— AIM —
Skip every image and restate the data word for word.

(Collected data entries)

_ _ _ _ _

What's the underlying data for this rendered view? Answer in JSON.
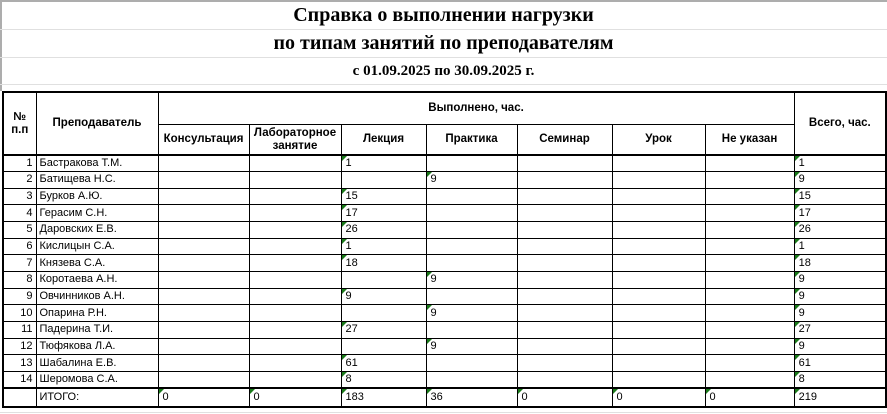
{
  "title": {
    "line1": "Справка о выполнении нагрузки",
    "line2": "по типам занятий по преподавателям",
    "line3": "с 01.09.2025 по 30.09.2025 г."
  },
  "table": {
    "header": {
      "num_top": "№",
      "num_bottom": "п.п",
      "teacher": "Преподаватель",
      "group": "Выполнено, час.",
      "subcolumns": [
        "Консультация",
        "Лабораторное занятие",
        "Лекция",
        "Практика",
        "Семинар",
        "Урок",
        "Не указан"
      ],
      "total": "Всего, час."
    },
    "rows": [
      {
        "num": "1",
        "teacher": "Бастракова Т.М.",
        "values": [
          "",
          "",
          "1",
          "",
          "",
          "",
          ""
        ],
        "total": "1"
      },
      {
        "num": "2",
        "teacher": "Батищева Н.С.",
        "values": [
          "",
          "",
          "",
          "9",
          "",
          "",
          ""
        ],
        "total": "9"
      },
      {
        "num": "3",
        "teacher": "Бурков А.Ю.",
        "values": [
          "",
          "",
          "15",
          "",
          "",
          "",
          ""
        ],
        "total": "15"
      },
      {
        "num": "4",
        "teacher": "Герасим С.Н.",
        "values": [
          "",
          "",
          "17",
          "",
          "",
          "",
          ""
        ],
        "total": "17"
      },
      {
        "num": "5",
        "teacher": "Даровских Е.В.",
        "values": [
          "",
          "",
          "26",
          "",
          "",
          "",
          ""
        ],
        "total": "26"
      },
      {
        "num": "6",
        "teacher": "Кислицын С.А.",
        "values": [
          "",
          "",
          "1",
          "",
          "",
          "",
          ""
        ],
        "total": "1"
      },
      {
        "num": "7",
        "teacher": "Князева С.А.",
        "values": [
          "",
          "",
          "18",
          "",
          "",
          "",
          ""
        ],
        "total": "18"
      },
      {
        "num": "8",
        "teacher": "Коротаева А.Н.",
        "values": [
          "",
          "",
          "",
          "9",
          "",
          "",
          ""
        ],
        "total": "9"
      },
      {
        "num": "9",
        "teacher": "Овчинников А.Н.",
        "values": [
          "",
          "",
          "9",
          "",
          "",
          "",
          ""
        ],
        "total": "9"
      },
      {
        "num": "10",
        "teacher": "Опарина Р.Н.",
        "values": [
          "",
          "",
          "",
          "9",
          "",
          "",
          ""
        ],
        "total": "9"
      },
      {
        "num": "11",
        "teacher": "Падерина Т.И.",
        "values": [
          "",
          "",
          "27",
          "",
          "",
          "",
          ""
        ],
        "total": "27"
      },
      {
        "num": "12",
        "teacher": "Тюфякова Л.А.",
        "values": [
          "",
          "",
          "",
          "9",
          "",
          "",
          ""
        ],
        "total": "9"
      },
      {
        "num": "13",
        "teacher": "Шабалина Е.В.",
        "values": [
          "",
          "",
          "61",
          "",
          "",
          "",
          ""
        ],
        "total": "61"
      },
      {
        "num": "14",
        "teacher": "Шеромова С.А.",
        "values": [
          "",
          "",
          "8",
          "",
          "",
          "",
          ""
        ],
        "total": "8"
      }
    ],
    "totals": {
      "label": "ИТОГО:",
      "values": [
        "0",
        "0",
        "183",
        "36",
        "0",
        "0",
        "0"
      ],
      "total": "219"
    }
  },
  "colors": {
    "indicator_green": "#1a7a1a",
    "table_border": "#000000"
  }
}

_ _ _ _ _

— TASK RESULT —
What's the underlying data for this rendered view? Answer in JSON.
{
  "title": {
    "line1": "Справка о выполнении нагрузки",
    "line2": "по типам занятий по преподавателям",
    "line3": "с 01.09.2025 по 30.09.2025 г."
  },
  "table": {
    "header": {
      "num_top": "№",
      "num_bottom": "п.п",
      "teacher": "Преподаватель",
      "group": "Выполнено, час.",
      "subcolumns": [
        "Консультация",
        "Лабораторное занятие",
        "Лекция",
        "Практика",
        "Семинар",
        "Урок",
        "Не указан"
      ],
      "total": "Всего, час."
    },
    "rows": [
      {
        "num": "1",
        "teacher": "Бастракова Т.М.",
        "values": [
          "",
          "",
          "1",
          "",
          "",
          "",
          ""
        ],
        "total": "1"
      },
      {
        "num": "2",
        "teacher": "Батищева Н.С.",
        "values": [
          "",
          "",
          "",
          "9",
          "",
          "",
          ""
        ],
        "total": "9"
      },
      {
        "num": "3",
        "teacher": "Бурков А.Ю.",
        "values": [
          "",
          "",
          "15",
          "",
          "",
          "",
          ""
        ],
        "total": "15"
      },
      {
        "num": "4",
        "teacher": "Герасим С.Н.",
        "values": [
          "",
          "",
          "17",
          "",
          "",
          "",
          ""
        ],
        "total": "17"
      },
      {
        "num": "5",
        "teacher": "Даровских Е.В.",
        "values": [
          "",
          "",
          "26",
          "",
          "",
          "",
          ""
        ],
        "total": "26"
      },
      {
        "num": "6",
        "teacher": "Кислицын С.А.",
        "values": [
          "",
          "",
          "1",
          "",
          "",
          "",
          ""
        ],
        "total": "1"
      },
      {
        "num": "7",
        "teacher": "Князева С.А.",
        "values": [
          "",
          "",
          "18",
          "",
          "",
          "",
          ""
        ],
        "total": "18"
      },
      {
        "num": "8",
        "teacher": "Коротаева А.Н.",
        "values": [
          "",
          "",
          "",
          "9",
          "",
          "",
          ""
        ],
        "total": "9"
      },
      {
        "num": "9",
        "teacher": "Овчинников А.Н.",
        "values": [
          "",
          "",
          "9",
          "",
          "",
          "",
          ""
        ],
        "total": "9"
      },
      {
        "num": "10",
        "teacher": "Опарина Р.Н.",
        "values": [
          "",
          "",
          "",
          "9",
          "",
          "",
          ""
        ],
        "total": "9"
      },
      {
        "num": "11",
        "teacher": "Падерина Т.И.",
        "values": [
          "",
          "",
          "27",
          "",
          "",
          "",
          ""
        ],
        "total": "27"
      },
      {
        "num": "12",
        "teacher": "Тюфякова Л.А.",
        "values": [
          "",
          "",
          "",
          "9",
          "",
          "",
          ""
        ],
        "total": "9"
      },
      {
        "num": "13",
        "teacher": "Шабалина Е.В.",
        "values": [
          "",
          "",
          "61",
          "",
          "",
          "",
          ""
        ],
        "total": "61"
      },
      {
        "num": "14",
        "teacher": "Шеромова С.А.",
        "values": [
          "",
          "",
          "8",
          "",
          "",
          "",
          ""
        ],
        "total": "8"
      }
    ],
    "totals": {
      "label": "ИТОГО:",
      "values": [
        "0",
        "0",
        "183",
        "36",
        "0",
        "0",
        "0"
      ],
      "total": "219"
    }
  },
  "colors": {
    "indicator_green": "#1a7a1a",
    "table_border": "#000000"
  }
}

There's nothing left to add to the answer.